ROWS:
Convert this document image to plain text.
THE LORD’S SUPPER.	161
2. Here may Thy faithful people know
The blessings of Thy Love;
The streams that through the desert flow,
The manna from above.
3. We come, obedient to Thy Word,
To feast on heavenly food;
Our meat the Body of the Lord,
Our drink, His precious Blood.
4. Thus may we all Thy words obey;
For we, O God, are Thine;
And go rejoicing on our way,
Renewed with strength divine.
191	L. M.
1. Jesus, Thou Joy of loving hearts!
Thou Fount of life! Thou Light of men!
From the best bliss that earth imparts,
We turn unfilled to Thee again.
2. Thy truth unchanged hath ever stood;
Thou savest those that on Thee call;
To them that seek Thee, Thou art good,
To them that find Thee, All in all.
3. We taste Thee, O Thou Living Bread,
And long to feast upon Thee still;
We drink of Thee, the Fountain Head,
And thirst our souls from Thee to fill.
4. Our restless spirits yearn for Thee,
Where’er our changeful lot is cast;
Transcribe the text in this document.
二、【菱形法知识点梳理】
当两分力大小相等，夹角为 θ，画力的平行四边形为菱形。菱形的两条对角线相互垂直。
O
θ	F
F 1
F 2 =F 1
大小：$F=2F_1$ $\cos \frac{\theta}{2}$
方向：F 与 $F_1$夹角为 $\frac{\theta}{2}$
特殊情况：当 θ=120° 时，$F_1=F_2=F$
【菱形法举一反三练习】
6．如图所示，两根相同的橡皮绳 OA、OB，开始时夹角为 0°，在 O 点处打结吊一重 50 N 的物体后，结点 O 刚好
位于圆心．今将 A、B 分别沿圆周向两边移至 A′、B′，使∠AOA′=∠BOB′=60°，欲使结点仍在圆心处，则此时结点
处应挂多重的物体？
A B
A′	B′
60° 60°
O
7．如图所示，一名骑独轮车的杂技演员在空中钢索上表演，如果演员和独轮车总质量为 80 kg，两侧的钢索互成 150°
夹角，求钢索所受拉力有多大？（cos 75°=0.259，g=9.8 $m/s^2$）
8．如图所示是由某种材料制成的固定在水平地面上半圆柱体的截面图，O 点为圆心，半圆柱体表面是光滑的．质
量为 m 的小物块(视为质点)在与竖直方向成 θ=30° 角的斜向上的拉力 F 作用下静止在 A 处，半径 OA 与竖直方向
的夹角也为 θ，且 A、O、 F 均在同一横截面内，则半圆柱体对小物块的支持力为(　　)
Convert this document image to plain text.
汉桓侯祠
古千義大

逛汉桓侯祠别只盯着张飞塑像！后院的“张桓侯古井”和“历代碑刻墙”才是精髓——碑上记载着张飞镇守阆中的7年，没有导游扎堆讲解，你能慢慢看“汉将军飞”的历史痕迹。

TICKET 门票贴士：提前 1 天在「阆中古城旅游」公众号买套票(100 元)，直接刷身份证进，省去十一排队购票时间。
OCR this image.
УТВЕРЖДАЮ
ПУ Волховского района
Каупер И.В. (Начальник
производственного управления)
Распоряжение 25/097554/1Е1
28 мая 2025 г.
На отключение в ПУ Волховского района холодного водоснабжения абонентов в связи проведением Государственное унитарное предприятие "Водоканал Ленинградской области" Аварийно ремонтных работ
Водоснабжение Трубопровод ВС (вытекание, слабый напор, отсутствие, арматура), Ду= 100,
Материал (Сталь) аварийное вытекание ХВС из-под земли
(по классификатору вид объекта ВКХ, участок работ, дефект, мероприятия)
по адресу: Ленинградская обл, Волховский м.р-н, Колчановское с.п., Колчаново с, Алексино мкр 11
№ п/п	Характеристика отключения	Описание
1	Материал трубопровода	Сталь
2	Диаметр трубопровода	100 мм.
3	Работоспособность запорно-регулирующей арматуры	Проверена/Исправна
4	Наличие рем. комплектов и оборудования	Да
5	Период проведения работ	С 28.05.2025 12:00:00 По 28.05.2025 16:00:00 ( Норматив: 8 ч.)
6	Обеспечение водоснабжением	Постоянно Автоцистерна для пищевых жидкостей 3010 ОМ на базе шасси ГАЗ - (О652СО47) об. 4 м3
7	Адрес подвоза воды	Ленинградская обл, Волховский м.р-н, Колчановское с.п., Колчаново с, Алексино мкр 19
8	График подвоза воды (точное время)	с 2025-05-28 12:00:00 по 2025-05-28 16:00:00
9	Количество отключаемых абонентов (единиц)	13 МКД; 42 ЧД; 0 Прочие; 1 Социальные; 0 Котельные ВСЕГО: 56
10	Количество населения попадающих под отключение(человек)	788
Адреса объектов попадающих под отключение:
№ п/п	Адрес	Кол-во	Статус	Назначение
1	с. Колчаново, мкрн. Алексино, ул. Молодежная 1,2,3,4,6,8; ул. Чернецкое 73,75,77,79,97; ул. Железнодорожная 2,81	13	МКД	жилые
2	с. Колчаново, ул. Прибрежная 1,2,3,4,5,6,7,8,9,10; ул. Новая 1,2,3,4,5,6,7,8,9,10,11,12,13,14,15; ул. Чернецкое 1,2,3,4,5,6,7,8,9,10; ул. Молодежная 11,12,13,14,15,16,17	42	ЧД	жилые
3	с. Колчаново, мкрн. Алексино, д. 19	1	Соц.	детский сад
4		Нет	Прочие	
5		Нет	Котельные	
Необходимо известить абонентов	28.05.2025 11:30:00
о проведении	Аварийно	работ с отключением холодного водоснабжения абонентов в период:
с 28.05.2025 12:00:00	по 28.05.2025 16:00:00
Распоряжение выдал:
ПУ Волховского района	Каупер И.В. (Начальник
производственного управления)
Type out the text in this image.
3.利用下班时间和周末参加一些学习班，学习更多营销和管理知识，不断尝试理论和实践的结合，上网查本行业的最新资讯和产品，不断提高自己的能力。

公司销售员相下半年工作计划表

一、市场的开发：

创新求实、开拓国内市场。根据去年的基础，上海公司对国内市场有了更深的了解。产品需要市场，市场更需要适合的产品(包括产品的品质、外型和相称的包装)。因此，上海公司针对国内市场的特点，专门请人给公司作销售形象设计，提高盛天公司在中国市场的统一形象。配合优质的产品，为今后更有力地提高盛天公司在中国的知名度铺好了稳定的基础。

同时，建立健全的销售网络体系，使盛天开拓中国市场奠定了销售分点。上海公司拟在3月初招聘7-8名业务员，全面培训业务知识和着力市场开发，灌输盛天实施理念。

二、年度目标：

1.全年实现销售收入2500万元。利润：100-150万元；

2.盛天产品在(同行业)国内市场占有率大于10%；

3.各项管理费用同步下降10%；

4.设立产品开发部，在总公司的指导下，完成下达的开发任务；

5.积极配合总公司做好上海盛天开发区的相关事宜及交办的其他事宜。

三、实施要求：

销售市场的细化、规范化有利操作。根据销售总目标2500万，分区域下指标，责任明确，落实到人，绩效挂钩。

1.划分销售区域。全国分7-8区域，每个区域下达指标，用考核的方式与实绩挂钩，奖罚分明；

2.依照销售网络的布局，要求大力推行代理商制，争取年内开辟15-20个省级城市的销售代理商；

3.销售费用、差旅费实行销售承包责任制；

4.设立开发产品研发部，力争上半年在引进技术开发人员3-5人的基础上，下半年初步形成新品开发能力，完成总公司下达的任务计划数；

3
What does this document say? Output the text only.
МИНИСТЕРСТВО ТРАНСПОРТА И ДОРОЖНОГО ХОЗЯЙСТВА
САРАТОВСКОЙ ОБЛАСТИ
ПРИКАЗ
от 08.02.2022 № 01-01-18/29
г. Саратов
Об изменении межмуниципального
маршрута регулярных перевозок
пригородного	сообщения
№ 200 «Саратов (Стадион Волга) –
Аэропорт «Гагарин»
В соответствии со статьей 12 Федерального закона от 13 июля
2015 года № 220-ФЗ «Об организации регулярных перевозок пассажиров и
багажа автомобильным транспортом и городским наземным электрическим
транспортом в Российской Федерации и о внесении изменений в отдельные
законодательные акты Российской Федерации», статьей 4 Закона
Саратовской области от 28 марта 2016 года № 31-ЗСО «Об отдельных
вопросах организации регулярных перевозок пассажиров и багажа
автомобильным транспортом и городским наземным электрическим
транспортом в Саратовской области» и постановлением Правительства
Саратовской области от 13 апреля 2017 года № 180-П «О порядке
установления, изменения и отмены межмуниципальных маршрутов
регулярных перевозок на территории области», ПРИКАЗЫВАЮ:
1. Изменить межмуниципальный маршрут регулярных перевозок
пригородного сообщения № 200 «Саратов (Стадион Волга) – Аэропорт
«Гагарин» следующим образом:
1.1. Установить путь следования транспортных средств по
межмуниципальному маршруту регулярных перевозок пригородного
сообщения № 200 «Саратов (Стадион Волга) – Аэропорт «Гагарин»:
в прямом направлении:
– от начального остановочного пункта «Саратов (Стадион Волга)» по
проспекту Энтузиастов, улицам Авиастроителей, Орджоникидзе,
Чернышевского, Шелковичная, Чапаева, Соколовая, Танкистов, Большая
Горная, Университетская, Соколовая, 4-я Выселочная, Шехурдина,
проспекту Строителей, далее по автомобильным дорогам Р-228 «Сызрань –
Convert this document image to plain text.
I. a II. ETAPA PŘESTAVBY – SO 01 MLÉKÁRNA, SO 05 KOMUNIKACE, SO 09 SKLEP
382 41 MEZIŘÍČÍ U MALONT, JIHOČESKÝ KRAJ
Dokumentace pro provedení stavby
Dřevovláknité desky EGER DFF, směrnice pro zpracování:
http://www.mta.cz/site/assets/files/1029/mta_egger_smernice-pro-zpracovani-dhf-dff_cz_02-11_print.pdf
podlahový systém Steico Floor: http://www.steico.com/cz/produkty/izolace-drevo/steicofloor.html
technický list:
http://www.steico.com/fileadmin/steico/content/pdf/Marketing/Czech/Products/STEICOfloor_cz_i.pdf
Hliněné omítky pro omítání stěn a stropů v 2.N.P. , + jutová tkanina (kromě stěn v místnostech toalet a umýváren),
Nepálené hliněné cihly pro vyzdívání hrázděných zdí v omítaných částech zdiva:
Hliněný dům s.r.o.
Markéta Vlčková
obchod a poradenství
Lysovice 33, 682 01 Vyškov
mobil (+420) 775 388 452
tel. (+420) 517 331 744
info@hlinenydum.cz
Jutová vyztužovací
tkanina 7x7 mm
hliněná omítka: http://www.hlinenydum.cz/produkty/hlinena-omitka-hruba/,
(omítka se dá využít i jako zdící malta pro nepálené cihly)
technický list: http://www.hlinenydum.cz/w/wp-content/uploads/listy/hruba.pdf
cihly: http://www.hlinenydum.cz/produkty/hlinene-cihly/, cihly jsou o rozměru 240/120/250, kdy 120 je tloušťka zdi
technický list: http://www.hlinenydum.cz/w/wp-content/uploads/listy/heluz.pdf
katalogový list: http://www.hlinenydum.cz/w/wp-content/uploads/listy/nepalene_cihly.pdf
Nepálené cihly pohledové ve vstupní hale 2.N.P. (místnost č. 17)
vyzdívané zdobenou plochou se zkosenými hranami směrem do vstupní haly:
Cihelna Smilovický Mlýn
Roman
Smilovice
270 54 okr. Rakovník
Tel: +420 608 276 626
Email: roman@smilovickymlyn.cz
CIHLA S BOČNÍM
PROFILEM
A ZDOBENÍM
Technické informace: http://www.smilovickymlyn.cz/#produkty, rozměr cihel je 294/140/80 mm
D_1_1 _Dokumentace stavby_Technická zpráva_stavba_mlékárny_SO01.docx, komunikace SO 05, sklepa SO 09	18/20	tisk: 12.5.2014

EXERCISE REQUIREMENTS:
Search the material above for "Алексино". Pull out each line where it shows up.

RIGHT ANSWER:
по адресу: Ленинградская обл, Волховский м.р-н, Колчановское с.п., Колчаново с, Алексино мкр 11
7	Адрес подвоза воды	Ленинградская обл, Волховский м.р-н, Колчановское с.п., Колчаново с, Алексино мкр 19
1	с. Колчаново, мкрн. Алексино, ул. Молодежная 1,2,3,4,6,8; ул. Чернецкое 73,75,77,79,97; ул. Железнодорожная 2,81	13	МКД	жилые
3	с. Колчаново, мкрн. Алексино, д. 19	1	Соц.	детский сад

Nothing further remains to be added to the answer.